══ Material for this task ══
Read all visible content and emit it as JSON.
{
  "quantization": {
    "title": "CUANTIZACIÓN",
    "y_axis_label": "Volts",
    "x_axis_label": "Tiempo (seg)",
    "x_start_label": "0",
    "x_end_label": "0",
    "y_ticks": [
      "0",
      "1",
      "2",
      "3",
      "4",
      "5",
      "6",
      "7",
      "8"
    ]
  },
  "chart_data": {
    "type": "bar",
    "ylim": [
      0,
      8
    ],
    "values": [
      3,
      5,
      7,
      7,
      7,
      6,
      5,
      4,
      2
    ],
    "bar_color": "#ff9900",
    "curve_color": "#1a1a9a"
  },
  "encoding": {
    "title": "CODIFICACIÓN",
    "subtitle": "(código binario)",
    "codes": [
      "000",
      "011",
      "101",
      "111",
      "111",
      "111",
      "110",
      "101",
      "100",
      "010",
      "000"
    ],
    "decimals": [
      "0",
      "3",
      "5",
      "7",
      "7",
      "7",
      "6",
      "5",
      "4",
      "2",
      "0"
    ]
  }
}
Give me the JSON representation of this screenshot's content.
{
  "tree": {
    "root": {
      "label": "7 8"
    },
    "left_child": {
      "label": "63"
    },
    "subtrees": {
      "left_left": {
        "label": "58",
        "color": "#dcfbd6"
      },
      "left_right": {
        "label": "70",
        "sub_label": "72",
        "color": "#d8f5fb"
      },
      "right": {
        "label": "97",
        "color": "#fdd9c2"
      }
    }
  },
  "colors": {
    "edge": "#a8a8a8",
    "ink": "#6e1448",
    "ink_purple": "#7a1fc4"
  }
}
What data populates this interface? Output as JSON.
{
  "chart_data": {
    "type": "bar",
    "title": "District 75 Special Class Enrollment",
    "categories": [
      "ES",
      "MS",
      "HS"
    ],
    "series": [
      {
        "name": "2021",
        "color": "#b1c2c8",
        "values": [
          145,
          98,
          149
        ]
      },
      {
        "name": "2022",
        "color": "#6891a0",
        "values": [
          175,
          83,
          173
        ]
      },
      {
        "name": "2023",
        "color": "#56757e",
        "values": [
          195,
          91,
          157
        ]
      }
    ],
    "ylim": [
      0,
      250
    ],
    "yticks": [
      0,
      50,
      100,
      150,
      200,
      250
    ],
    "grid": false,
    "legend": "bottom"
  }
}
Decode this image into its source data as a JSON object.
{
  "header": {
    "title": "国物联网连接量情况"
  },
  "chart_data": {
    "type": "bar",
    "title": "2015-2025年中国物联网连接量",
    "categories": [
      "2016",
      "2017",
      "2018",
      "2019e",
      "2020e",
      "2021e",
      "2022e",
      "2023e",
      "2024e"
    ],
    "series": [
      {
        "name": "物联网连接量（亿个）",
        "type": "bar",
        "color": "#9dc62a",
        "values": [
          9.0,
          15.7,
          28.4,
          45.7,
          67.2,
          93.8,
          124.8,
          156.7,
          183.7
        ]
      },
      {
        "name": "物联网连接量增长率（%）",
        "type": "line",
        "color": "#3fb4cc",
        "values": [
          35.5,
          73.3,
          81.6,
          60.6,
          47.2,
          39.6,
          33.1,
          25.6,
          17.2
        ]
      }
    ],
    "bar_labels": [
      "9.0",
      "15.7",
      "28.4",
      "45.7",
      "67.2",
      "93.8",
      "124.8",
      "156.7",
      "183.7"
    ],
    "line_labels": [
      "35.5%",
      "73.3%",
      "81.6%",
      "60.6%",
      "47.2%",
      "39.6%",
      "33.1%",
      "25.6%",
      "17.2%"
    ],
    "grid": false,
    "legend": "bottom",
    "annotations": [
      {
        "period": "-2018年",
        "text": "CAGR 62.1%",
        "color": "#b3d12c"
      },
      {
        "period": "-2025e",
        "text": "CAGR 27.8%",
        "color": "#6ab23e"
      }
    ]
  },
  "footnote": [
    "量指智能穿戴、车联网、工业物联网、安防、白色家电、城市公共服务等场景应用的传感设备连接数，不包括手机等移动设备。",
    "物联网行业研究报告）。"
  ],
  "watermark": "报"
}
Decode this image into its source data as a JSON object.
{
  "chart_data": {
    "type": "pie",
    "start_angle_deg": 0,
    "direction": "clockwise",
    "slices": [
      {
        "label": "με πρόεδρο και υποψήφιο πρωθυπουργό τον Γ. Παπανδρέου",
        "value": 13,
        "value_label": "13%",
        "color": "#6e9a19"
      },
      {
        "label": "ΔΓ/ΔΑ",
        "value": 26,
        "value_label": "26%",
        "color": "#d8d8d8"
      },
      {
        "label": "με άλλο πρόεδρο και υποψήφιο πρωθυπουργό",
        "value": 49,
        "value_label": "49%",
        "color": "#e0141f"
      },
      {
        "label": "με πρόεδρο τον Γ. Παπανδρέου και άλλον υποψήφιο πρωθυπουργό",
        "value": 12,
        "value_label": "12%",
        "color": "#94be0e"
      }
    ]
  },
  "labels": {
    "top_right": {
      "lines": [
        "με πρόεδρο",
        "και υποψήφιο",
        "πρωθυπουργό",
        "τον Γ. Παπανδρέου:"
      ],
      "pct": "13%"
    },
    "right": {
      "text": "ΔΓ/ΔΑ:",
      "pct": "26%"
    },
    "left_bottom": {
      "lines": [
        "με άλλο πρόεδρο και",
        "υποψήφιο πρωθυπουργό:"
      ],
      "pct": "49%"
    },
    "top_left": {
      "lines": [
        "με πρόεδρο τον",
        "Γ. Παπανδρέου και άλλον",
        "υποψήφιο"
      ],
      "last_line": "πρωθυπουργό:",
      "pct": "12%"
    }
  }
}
═══
▸ What to produce: Count every line of the records that holds the string "content". Write only the total.

▸ Written solution: 2